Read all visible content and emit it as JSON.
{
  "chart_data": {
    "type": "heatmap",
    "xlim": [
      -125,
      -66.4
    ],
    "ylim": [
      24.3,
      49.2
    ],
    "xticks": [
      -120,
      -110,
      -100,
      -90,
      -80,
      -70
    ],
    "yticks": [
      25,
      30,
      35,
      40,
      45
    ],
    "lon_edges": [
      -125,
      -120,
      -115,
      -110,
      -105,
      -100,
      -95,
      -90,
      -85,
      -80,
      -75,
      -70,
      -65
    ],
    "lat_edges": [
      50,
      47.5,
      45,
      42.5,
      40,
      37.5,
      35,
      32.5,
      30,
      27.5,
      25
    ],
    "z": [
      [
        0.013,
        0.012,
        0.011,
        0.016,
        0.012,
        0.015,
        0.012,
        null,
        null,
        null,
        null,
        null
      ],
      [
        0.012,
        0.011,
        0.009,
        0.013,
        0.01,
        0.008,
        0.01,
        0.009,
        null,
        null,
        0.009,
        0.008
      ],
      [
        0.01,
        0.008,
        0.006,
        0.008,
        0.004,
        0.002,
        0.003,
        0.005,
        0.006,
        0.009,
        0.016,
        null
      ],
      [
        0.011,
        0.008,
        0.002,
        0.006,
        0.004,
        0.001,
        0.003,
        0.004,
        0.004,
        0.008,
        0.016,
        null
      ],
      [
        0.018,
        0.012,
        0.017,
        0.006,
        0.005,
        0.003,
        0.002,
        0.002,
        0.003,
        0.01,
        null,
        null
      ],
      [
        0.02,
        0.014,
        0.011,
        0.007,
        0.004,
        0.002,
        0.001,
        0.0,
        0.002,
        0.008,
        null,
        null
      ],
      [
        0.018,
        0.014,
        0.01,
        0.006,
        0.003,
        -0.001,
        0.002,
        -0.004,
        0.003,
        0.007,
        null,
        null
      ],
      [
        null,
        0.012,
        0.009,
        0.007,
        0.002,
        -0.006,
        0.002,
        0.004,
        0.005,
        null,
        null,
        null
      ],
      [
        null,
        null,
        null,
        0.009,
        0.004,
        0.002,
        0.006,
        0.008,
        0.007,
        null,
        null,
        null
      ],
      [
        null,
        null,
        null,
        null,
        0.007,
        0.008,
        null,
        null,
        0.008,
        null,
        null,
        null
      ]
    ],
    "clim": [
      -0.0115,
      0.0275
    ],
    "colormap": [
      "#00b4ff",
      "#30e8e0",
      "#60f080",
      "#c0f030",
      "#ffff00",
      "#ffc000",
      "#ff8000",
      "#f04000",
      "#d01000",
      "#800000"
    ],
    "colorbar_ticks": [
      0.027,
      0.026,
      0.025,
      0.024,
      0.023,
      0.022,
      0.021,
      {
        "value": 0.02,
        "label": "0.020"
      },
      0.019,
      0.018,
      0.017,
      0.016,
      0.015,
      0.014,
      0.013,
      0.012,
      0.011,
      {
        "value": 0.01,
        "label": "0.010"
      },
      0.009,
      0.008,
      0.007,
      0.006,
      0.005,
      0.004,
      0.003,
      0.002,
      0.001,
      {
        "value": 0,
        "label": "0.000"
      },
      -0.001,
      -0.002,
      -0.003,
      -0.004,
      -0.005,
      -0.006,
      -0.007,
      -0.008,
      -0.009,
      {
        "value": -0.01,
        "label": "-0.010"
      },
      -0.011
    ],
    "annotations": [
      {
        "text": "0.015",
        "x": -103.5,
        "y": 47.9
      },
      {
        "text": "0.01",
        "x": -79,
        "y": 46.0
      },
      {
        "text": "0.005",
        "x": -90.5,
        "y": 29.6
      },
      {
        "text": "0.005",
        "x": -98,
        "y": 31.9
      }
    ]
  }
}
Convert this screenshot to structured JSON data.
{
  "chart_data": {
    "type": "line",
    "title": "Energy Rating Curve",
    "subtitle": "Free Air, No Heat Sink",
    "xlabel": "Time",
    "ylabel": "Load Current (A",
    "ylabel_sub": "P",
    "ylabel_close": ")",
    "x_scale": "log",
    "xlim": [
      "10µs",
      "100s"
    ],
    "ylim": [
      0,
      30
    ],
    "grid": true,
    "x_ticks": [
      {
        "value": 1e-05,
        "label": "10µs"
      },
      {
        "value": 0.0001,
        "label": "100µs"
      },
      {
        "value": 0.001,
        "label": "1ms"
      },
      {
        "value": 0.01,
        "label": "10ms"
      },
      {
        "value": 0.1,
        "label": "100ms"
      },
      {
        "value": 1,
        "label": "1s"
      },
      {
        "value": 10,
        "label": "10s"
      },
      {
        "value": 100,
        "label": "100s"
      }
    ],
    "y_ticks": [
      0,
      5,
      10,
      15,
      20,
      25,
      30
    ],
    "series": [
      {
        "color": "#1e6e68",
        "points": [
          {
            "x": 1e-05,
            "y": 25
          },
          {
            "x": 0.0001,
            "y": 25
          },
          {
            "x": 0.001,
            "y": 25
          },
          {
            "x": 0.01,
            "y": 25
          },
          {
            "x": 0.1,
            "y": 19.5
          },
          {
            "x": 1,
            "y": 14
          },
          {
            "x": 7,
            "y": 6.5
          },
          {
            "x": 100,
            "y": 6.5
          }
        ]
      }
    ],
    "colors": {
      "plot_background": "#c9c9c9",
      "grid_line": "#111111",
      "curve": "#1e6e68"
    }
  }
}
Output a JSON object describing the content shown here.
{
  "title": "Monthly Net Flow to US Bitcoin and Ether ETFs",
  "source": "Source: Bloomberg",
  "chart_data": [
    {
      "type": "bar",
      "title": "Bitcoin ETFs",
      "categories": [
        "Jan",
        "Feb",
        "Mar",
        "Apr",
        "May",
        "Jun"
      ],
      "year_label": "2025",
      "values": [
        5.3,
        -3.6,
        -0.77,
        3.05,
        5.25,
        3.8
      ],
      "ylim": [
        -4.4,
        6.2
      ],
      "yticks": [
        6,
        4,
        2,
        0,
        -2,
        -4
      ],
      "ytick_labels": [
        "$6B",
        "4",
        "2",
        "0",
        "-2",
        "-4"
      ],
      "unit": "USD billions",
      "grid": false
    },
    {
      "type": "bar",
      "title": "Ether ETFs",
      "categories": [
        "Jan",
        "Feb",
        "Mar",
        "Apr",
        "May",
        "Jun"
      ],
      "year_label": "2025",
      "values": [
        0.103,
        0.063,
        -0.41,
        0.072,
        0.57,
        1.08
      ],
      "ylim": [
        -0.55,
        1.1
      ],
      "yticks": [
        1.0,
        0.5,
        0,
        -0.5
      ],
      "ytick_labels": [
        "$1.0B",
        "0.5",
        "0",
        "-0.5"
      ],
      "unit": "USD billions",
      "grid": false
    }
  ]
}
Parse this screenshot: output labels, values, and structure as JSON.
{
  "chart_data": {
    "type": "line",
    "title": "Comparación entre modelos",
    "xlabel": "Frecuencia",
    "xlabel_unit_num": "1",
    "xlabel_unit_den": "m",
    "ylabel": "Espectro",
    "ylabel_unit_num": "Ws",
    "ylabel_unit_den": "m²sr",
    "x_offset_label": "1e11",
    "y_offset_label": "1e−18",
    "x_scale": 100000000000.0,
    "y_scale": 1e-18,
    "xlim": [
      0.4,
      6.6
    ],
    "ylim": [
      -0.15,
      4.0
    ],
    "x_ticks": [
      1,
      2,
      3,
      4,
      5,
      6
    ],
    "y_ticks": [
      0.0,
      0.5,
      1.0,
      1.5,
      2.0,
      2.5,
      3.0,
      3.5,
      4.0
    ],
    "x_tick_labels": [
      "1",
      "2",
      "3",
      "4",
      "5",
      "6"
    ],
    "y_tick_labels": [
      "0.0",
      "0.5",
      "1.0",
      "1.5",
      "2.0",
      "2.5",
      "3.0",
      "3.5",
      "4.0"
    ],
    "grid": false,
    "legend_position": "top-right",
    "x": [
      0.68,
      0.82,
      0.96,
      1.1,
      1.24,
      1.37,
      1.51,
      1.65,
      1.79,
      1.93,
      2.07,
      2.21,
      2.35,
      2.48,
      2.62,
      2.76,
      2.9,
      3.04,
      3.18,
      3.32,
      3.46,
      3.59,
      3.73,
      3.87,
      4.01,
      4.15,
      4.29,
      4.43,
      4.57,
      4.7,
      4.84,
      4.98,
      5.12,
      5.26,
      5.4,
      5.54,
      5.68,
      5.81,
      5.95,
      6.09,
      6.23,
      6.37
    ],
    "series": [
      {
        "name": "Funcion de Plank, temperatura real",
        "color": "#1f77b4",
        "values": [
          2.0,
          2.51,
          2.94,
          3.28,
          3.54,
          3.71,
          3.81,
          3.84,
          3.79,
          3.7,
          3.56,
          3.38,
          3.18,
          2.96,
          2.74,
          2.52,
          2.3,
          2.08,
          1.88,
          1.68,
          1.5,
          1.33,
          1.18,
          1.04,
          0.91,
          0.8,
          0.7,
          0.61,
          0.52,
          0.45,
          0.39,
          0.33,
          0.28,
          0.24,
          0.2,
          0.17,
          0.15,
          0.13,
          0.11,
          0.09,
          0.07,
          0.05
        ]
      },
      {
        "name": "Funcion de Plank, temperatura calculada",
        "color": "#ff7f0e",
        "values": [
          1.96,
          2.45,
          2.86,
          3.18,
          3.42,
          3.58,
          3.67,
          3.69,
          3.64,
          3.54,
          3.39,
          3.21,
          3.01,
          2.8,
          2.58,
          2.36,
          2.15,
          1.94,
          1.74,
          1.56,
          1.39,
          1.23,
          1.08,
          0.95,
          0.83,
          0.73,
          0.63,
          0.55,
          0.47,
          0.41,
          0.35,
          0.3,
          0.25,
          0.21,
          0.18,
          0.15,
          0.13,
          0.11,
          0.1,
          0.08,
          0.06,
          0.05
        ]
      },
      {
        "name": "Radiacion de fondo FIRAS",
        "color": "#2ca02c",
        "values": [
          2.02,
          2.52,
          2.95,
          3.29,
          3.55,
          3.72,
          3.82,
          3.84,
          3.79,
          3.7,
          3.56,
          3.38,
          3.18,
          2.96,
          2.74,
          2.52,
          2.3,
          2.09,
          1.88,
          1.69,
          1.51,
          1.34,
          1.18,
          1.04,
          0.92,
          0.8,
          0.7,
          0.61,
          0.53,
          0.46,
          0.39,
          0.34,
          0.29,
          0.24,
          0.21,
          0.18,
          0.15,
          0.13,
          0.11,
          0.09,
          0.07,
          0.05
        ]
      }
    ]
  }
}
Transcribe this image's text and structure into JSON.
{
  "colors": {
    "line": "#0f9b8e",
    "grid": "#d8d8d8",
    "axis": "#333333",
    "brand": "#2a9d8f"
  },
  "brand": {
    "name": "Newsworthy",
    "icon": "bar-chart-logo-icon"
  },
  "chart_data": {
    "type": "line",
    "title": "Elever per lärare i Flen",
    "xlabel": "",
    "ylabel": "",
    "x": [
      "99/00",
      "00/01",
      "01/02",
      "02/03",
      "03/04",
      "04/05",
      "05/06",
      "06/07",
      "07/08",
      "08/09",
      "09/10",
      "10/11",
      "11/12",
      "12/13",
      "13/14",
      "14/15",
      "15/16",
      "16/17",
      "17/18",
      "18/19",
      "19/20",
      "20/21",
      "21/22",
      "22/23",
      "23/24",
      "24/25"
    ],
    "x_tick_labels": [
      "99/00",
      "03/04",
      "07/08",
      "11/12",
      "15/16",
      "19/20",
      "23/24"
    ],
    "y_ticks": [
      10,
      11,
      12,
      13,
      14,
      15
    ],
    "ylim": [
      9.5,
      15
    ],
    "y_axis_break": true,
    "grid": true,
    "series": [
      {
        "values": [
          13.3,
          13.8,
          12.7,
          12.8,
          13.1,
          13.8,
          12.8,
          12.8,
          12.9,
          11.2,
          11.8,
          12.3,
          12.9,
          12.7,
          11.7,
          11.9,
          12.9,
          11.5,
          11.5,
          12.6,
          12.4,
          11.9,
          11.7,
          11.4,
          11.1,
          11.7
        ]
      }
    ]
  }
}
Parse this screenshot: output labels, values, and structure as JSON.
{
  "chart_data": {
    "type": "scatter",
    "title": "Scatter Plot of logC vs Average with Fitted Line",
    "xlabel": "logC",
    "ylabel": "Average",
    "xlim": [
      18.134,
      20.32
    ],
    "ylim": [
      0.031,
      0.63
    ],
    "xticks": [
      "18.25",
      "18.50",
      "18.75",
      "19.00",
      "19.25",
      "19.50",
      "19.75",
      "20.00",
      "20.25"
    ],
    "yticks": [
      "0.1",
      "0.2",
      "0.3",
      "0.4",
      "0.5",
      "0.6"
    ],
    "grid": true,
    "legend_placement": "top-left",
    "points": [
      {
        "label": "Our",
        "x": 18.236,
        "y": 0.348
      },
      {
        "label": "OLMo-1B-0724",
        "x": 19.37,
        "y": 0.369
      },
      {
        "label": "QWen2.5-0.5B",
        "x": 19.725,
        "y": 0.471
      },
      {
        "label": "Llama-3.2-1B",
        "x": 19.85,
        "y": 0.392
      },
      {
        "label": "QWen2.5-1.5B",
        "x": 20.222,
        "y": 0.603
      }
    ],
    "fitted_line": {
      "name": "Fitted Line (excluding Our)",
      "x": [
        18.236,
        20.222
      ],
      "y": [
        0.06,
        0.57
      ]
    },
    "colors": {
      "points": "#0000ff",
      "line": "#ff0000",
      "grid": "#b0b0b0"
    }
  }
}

□ □ □ □ □ □ □

:: EXERCISE DESCRIPTION ::
Write out every line of the preceding listing that contains "Ether".

:: TASK RESPONSE ::
  "title": "Monthly Net Flow to US Bitcoin and Ether ETFs",
      "title": "Ether ETFs",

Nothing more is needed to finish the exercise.